Exercise prompt:
Using the entries that follow, count the lines containing the word "teste" and give that number by itself.
--- start of Data entries ---
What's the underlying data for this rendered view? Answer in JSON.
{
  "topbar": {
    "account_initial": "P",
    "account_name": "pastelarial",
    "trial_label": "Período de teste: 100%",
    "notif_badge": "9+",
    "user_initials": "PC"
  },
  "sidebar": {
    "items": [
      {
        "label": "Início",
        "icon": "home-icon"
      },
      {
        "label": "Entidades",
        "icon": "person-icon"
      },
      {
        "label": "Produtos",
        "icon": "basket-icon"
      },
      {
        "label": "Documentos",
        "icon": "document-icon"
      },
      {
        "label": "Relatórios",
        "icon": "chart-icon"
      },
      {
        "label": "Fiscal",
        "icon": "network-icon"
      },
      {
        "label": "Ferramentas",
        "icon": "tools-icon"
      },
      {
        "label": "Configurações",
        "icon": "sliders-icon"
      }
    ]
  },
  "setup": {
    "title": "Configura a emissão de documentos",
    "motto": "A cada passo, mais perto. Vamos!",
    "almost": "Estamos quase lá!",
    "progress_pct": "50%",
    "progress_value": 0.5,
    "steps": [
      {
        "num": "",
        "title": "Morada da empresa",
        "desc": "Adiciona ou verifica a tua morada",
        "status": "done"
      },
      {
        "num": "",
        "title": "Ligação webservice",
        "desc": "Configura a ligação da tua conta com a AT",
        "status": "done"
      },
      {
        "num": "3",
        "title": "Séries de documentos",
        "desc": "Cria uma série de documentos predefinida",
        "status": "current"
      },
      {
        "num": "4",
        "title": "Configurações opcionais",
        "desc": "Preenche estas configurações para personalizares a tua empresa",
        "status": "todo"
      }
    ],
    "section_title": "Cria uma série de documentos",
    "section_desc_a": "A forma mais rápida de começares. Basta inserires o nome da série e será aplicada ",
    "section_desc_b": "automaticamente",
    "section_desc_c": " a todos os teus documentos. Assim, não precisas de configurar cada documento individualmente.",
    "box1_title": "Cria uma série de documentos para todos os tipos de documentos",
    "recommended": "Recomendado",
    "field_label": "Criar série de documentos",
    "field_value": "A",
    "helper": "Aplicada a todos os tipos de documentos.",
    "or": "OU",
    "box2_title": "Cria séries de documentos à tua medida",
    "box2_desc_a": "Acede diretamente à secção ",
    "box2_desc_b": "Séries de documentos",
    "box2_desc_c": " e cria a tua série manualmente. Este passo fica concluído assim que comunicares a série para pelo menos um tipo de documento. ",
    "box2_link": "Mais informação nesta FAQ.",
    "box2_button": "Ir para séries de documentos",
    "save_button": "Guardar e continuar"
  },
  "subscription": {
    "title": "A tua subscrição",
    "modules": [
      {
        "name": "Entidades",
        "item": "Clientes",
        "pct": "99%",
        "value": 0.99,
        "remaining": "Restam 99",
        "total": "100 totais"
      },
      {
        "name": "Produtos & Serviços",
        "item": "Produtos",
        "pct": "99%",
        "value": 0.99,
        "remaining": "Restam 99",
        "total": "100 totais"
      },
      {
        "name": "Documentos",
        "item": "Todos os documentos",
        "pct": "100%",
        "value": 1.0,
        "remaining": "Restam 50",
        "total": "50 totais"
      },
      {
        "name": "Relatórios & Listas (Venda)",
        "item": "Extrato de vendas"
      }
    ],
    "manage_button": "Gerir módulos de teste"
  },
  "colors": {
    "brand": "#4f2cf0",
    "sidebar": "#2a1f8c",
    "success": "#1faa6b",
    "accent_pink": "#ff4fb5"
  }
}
--- end of Data entries ---
Output of the task:
2